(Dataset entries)

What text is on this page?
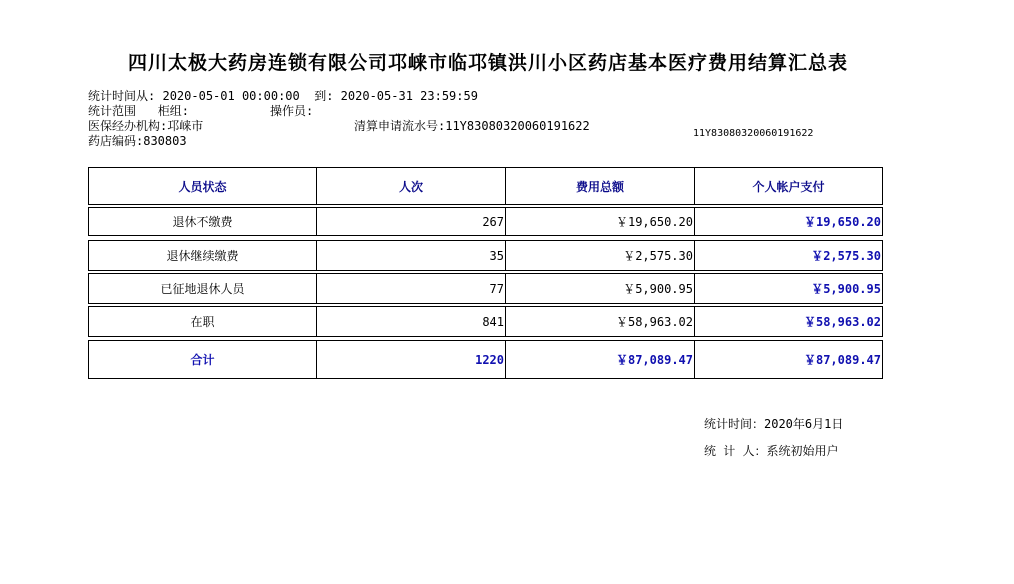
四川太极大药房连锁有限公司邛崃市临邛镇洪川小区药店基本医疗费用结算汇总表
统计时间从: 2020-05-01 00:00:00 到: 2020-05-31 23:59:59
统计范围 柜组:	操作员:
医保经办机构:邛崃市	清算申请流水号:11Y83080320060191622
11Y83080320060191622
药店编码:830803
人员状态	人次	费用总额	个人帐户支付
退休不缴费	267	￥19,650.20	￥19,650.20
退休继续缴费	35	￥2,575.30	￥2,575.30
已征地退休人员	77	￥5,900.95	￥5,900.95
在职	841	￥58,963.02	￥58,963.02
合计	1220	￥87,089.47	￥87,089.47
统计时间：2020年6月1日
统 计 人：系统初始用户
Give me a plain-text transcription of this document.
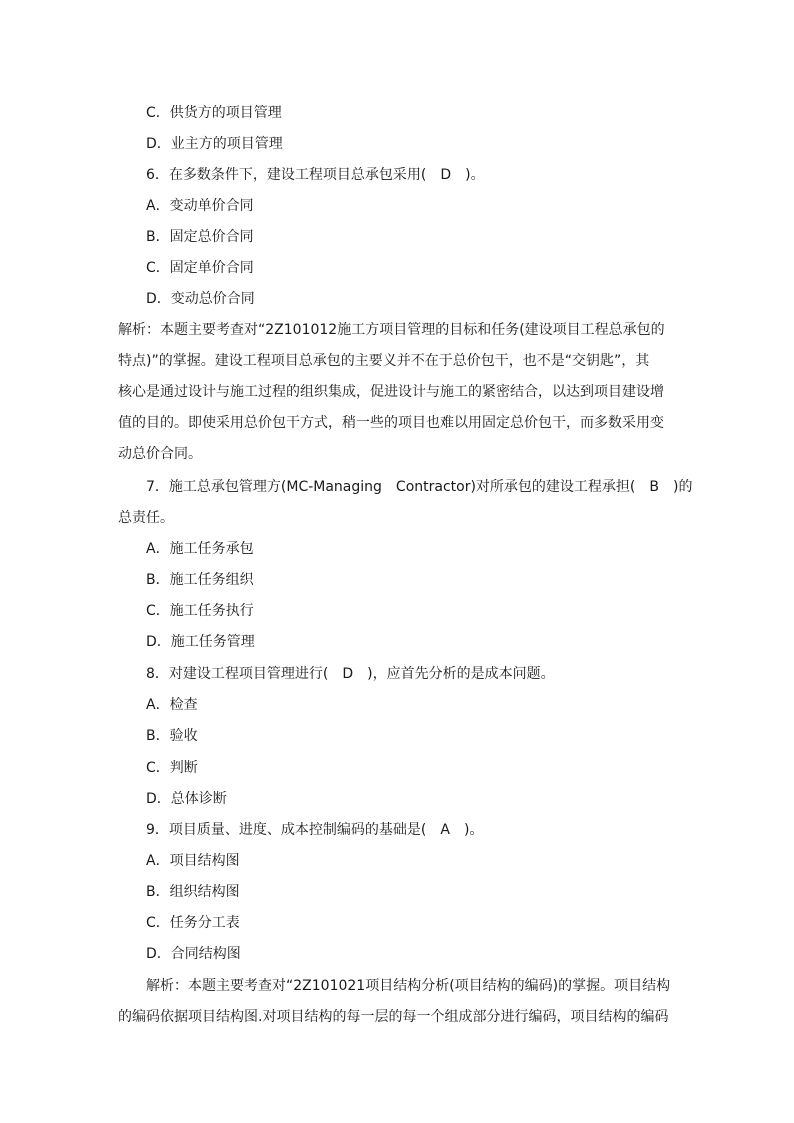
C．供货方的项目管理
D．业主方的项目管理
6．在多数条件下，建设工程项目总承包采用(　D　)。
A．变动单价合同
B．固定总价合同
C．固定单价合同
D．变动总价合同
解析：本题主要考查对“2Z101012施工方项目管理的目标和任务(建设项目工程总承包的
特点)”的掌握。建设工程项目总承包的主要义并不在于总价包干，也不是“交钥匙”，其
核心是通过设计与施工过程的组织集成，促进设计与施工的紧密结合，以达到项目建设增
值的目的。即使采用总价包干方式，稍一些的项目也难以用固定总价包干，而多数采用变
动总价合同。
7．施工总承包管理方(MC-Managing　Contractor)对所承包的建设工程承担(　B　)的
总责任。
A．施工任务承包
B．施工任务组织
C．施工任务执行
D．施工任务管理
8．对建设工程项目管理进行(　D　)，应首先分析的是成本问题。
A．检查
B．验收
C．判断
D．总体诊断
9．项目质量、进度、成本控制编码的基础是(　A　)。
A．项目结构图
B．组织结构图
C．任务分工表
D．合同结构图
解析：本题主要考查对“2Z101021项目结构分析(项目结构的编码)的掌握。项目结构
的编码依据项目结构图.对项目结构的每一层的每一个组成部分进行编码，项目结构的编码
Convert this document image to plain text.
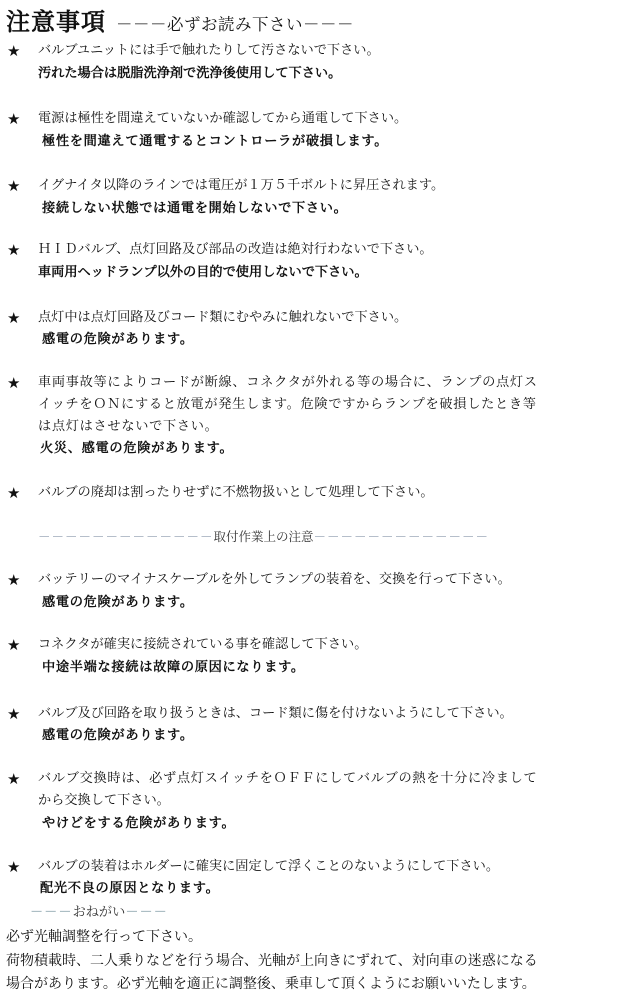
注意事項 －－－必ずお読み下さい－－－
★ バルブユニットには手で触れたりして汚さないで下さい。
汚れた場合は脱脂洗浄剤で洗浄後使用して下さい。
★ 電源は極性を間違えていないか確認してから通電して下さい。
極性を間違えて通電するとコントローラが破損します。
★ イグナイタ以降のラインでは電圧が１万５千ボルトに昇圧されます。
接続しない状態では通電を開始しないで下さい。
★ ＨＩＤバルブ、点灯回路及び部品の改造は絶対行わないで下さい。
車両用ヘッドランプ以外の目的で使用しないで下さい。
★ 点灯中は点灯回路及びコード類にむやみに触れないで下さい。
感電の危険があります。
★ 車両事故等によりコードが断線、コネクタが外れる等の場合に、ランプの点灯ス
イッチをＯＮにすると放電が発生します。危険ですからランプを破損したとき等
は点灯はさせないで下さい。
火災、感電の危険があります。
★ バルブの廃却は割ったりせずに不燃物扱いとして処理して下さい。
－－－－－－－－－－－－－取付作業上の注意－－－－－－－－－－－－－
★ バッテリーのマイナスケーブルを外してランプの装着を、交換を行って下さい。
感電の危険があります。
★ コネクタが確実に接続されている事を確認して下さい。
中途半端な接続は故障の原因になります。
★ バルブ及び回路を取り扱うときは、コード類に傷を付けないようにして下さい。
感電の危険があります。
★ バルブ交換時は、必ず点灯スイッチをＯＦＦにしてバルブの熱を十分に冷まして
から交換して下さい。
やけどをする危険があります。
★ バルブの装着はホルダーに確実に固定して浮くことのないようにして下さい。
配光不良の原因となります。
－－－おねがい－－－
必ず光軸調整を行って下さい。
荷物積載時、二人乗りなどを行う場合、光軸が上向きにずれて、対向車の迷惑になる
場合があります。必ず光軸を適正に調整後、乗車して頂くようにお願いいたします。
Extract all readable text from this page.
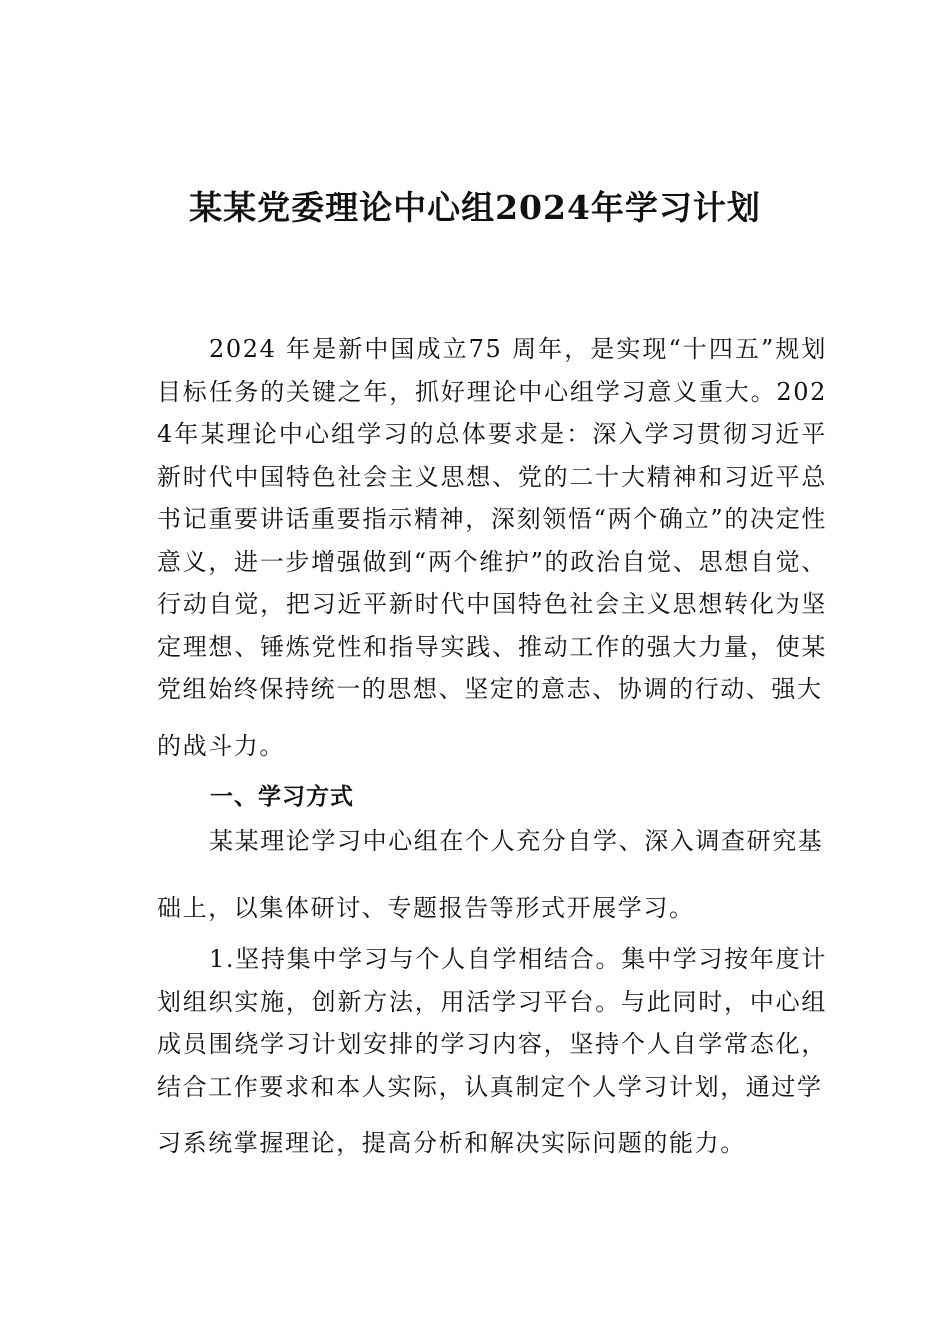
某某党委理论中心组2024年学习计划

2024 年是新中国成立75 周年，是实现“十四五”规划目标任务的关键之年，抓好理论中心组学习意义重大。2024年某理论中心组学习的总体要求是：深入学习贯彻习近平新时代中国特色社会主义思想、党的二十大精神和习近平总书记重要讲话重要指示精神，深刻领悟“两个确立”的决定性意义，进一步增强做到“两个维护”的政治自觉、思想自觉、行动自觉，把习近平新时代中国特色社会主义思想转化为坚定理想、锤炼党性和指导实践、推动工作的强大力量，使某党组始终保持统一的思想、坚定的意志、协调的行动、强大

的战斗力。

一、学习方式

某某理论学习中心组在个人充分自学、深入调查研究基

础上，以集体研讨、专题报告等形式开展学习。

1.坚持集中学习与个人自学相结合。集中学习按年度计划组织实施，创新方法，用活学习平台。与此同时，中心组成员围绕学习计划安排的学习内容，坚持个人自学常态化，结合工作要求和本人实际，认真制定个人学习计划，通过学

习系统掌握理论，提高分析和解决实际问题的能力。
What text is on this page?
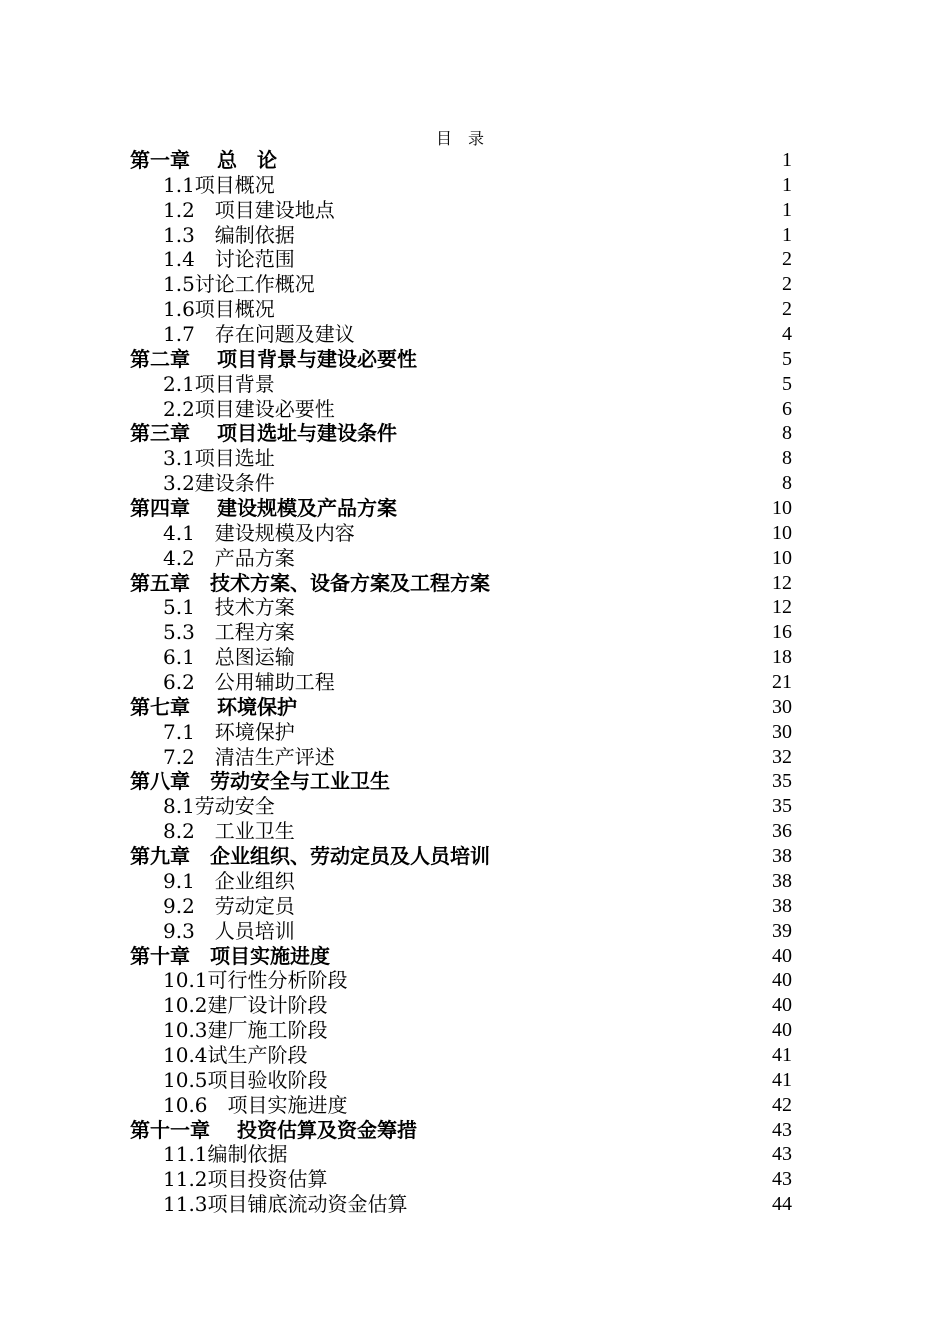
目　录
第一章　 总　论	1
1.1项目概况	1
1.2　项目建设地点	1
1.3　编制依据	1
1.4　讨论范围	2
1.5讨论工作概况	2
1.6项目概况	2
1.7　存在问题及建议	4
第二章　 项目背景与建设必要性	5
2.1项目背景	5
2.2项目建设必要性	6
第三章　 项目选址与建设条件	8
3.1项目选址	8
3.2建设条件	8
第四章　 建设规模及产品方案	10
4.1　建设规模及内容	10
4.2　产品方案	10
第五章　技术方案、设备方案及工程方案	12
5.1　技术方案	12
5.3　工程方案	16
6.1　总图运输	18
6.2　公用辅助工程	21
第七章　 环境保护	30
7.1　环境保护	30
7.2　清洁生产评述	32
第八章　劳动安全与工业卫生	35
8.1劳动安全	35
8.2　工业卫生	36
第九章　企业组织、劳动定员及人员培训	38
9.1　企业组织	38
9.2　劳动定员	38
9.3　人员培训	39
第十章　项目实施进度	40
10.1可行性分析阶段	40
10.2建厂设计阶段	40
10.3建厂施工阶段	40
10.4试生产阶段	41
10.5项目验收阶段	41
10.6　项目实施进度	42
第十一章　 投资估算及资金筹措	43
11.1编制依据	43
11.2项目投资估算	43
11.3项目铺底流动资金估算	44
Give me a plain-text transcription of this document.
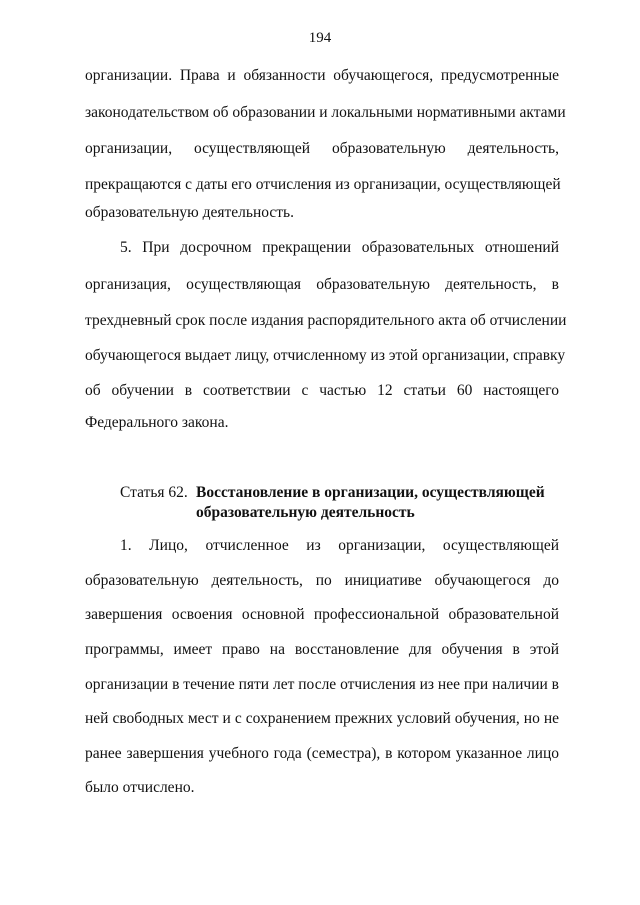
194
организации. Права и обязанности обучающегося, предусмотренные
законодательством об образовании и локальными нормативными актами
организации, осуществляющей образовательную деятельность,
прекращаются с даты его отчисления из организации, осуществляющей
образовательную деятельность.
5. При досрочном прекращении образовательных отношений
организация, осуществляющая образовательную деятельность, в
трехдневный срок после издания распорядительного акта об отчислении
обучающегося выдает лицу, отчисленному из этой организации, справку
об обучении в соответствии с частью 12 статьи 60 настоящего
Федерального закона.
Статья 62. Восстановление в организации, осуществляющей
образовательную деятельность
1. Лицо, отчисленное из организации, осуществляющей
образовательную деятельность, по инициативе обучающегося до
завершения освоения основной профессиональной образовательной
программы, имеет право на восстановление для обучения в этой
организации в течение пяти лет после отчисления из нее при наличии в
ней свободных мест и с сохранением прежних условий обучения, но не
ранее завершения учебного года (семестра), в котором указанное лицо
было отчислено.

Exercise objective:
Show every line from the listing above in which the string "завершения" appears.

Full output:
завершения освоения основной профессиональной образовательной
ранее завершения учебного года (семестра), в котором указанное лицо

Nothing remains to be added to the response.